§ Data to use:

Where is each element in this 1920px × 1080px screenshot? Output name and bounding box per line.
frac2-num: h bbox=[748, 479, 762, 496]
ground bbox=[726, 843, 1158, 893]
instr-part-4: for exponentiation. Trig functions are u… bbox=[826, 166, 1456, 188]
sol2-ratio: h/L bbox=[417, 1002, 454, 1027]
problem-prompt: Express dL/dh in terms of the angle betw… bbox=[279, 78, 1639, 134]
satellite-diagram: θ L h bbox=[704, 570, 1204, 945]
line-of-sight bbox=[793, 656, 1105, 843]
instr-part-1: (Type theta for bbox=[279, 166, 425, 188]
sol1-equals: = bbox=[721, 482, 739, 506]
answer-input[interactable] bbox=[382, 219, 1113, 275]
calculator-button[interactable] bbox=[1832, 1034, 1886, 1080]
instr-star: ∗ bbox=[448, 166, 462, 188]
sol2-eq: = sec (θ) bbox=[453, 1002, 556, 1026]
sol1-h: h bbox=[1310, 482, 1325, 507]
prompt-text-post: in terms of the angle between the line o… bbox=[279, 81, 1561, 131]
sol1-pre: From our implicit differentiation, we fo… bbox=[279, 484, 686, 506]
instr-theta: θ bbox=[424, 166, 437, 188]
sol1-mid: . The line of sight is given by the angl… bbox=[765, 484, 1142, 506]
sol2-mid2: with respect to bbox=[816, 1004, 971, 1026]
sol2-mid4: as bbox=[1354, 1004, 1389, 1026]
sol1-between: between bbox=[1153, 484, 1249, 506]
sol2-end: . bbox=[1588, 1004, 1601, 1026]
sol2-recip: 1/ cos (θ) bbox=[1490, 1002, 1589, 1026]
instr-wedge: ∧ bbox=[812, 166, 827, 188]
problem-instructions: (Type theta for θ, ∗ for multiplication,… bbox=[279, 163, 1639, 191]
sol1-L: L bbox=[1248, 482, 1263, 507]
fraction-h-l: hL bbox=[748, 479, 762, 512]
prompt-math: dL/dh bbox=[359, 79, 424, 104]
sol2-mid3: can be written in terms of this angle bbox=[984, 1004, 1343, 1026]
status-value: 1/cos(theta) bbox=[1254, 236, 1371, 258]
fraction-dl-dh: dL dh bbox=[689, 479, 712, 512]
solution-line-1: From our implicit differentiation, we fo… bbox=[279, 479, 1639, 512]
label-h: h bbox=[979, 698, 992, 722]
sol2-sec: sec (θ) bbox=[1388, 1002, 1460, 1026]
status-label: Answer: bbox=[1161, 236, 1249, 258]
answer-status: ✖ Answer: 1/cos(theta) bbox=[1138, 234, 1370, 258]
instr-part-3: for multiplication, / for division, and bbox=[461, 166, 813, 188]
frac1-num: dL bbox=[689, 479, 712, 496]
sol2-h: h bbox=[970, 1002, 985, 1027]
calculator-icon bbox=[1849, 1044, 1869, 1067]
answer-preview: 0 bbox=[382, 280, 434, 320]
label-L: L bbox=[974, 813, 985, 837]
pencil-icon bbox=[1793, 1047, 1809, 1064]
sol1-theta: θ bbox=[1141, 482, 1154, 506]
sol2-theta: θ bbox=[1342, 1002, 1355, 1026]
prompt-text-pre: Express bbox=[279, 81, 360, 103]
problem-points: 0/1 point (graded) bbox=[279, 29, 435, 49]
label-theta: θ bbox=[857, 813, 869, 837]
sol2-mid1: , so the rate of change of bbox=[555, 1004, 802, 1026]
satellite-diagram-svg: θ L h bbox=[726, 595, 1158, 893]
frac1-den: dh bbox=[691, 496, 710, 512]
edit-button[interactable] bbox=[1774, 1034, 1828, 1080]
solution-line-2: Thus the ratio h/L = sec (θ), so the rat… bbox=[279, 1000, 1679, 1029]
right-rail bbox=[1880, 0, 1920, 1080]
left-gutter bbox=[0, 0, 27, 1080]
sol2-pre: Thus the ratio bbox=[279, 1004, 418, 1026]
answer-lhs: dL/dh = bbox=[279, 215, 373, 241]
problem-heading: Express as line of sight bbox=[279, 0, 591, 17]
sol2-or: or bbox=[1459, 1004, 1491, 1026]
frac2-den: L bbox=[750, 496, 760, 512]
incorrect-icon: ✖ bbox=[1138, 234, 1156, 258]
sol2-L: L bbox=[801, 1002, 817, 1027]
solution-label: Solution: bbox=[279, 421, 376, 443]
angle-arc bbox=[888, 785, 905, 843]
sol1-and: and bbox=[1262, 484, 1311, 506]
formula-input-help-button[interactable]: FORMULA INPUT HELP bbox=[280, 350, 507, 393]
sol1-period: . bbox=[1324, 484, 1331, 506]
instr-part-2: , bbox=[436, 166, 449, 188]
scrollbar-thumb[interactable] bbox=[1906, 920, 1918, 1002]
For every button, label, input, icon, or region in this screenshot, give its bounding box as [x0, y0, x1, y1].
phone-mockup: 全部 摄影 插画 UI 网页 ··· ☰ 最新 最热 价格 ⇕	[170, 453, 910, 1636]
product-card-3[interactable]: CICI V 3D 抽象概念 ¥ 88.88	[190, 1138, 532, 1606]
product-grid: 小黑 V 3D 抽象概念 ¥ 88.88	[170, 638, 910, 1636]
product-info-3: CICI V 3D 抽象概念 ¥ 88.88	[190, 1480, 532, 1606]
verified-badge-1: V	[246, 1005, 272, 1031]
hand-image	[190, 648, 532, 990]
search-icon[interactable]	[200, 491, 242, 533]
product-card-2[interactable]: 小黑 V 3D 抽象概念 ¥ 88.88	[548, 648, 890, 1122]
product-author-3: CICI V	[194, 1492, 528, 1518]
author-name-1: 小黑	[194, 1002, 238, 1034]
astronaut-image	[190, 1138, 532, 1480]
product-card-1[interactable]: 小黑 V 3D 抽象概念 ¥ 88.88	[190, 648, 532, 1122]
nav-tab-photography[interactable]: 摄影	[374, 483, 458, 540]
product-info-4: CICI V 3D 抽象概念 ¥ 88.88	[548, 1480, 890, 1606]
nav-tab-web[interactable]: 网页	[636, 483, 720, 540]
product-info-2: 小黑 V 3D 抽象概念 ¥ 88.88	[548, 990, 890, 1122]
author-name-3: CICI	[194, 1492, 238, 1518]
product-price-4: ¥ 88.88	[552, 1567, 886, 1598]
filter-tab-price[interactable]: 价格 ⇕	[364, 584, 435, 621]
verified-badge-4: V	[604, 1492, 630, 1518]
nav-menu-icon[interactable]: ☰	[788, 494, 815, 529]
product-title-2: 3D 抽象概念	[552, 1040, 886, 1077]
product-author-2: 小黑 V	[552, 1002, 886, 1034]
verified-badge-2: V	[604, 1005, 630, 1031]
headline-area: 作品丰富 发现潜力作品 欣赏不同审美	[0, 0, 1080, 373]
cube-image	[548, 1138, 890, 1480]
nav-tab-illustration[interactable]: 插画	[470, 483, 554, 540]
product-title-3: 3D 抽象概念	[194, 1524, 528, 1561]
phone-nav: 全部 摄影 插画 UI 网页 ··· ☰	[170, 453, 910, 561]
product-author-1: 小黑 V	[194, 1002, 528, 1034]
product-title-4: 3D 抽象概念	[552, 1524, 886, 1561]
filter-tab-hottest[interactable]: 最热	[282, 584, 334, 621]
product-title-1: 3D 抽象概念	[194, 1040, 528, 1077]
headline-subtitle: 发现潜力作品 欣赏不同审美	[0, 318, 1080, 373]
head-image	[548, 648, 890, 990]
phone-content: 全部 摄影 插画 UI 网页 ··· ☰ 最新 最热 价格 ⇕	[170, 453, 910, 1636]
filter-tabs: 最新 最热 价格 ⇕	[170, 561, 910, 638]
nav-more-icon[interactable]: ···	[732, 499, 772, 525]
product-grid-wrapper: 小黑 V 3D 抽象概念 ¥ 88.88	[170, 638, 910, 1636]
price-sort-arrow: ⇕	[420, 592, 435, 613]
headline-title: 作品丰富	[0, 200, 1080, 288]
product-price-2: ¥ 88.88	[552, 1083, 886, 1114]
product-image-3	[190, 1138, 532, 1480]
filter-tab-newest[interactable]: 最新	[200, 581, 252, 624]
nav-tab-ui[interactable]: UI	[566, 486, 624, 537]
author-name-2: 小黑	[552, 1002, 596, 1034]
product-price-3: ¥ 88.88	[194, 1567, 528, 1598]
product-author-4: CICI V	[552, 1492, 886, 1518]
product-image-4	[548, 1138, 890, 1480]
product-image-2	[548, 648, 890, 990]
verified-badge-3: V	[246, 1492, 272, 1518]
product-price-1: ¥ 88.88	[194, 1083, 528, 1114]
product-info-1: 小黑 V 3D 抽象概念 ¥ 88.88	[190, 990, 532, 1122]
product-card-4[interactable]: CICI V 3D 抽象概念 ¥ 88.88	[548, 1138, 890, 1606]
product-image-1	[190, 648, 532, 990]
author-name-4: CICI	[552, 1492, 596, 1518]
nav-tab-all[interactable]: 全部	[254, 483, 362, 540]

§ The task: Rewrite the data from its first line through the line containing "sol1-mid: . The", inclusive, as a Markdown table with two columns, Row and Line, giving each line a row number and skipping blank lines.

§ Answer:
| Row | Line |
|---|---|
| 1 | Where is each element in this 1920px × 1080px screenshot? Output name and bounding box per line. |
| 2 | frac2-num: h bbox=[748, 479, 762, 496] |
| 3 | ground bbox=[726, 843, 1158, 893] |
| 4 | instr-part-4: for exponentiation. Trig functions are u… bbox=[826, 166, 1456, 188] |
| 5 | sol2-ratio: h/L bbox=[417, 1002, 454, 1027] |
| 6 | problem-prompt: Express dL/dh in terms of the angle betw… bbox=[279, 78, 1639, 134] |
| 7 | satellite-diagram: θ L h bbox=[704, 570, 1204, 945] |
| 8 | line-of-sight bbox=[793, 656, 1105, 843] |
| 9 | instr-part-1: (Type theta for bbox=[279, 166, 425, 188] |
| 10 | sol1-equals: = bbox=[721, 482, 739, 506] |
| 11 | answer-input[interactable] bbox=[382, 219, 1113, 275] |
| 12 | calculator-button[interactable] bbox=[1832, 1034, 1886, 1080] |
| 13 | instr-star: ∗ bbox=[448, 166, 462, 188] |
| 14 | sol2-eq: = sec (θ) bbox=[453, 1002, 556, 1026] |
| 15 | sol1-h: h bbox=[1310, 482, 1325, 507] |
| 16 | prompt-text-post: in terms of the angle between the line o… bbox=[279, 81, 1561, 131] |
| 17 | sol1-pre: From our implicit differentiation, we fo… bbox=[279, 484, 686, 506] |
| 18 | instr-theta: θ bbox=[424, 166, 437, 188] |
| 19 | sol1-mid: . The line of sight is given by the angl… bbox=[765, 484, 1142, 506] |